Input rows:
** START **

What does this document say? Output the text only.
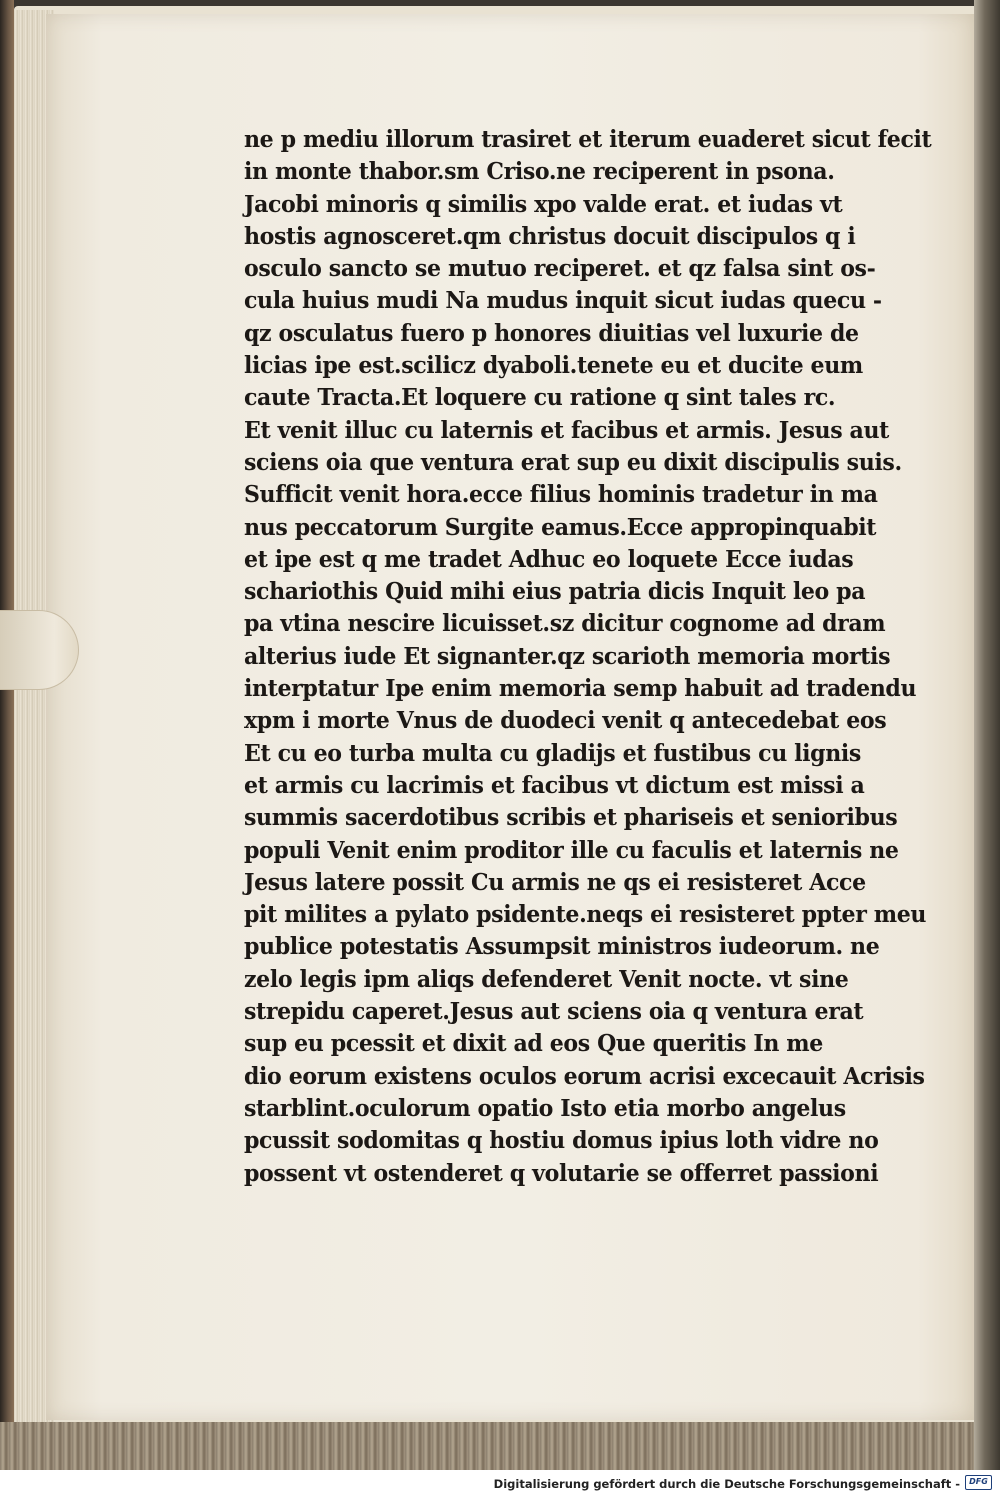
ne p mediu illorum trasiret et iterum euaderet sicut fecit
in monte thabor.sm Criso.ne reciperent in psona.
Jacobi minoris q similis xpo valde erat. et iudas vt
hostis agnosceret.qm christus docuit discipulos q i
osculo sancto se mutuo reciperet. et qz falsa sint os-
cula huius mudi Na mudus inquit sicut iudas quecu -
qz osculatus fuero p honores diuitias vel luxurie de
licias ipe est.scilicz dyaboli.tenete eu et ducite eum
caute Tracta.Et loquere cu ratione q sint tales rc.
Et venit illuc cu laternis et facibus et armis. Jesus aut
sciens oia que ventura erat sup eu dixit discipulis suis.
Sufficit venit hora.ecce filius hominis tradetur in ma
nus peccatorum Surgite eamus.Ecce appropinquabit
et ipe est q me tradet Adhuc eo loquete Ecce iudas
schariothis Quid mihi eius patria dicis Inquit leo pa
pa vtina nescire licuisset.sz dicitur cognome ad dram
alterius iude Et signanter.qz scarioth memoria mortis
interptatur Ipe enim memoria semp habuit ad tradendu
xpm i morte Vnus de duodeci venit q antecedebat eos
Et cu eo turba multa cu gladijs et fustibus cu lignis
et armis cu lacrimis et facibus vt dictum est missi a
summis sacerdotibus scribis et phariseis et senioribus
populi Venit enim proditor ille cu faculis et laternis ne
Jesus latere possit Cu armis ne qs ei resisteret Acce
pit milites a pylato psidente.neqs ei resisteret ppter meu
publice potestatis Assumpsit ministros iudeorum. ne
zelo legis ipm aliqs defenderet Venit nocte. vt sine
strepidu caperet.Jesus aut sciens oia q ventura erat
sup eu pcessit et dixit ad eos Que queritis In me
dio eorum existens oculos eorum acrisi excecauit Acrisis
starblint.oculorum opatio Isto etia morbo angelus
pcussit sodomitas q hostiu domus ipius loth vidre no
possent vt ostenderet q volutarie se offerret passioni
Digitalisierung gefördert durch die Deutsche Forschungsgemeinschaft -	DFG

** END **
** START **

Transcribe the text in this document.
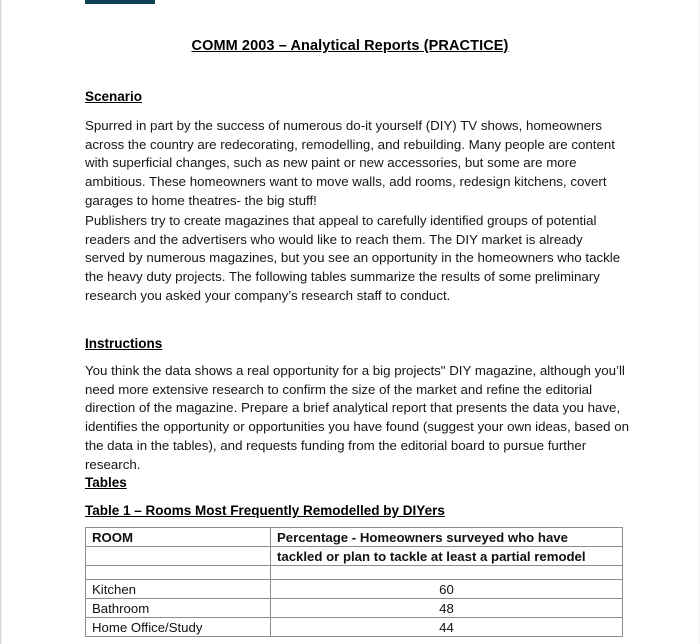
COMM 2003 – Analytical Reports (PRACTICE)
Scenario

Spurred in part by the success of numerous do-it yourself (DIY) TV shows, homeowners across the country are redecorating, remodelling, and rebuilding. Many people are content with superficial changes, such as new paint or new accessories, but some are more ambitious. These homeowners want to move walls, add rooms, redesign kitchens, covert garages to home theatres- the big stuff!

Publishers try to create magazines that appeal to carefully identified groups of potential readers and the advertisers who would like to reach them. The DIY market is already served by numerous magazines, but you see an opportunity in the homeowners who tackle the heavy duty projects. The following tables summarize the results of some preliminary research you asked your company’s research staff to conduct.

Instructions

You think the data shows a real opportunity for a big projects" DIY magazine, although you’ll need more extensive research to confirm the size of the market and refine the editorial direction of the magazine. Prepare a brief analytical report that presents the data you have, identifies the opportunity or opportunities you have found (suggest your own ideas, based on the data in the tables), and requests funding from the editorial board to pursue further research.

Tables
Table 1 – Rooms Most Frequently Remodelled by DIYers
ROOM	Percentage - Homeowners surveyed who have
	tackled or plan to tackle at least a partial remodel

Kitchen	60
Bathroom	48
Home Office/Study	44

** END **

Written task: Look through the entries above and report the number of lines that contain "laternis". Write only the number.

Full output: 2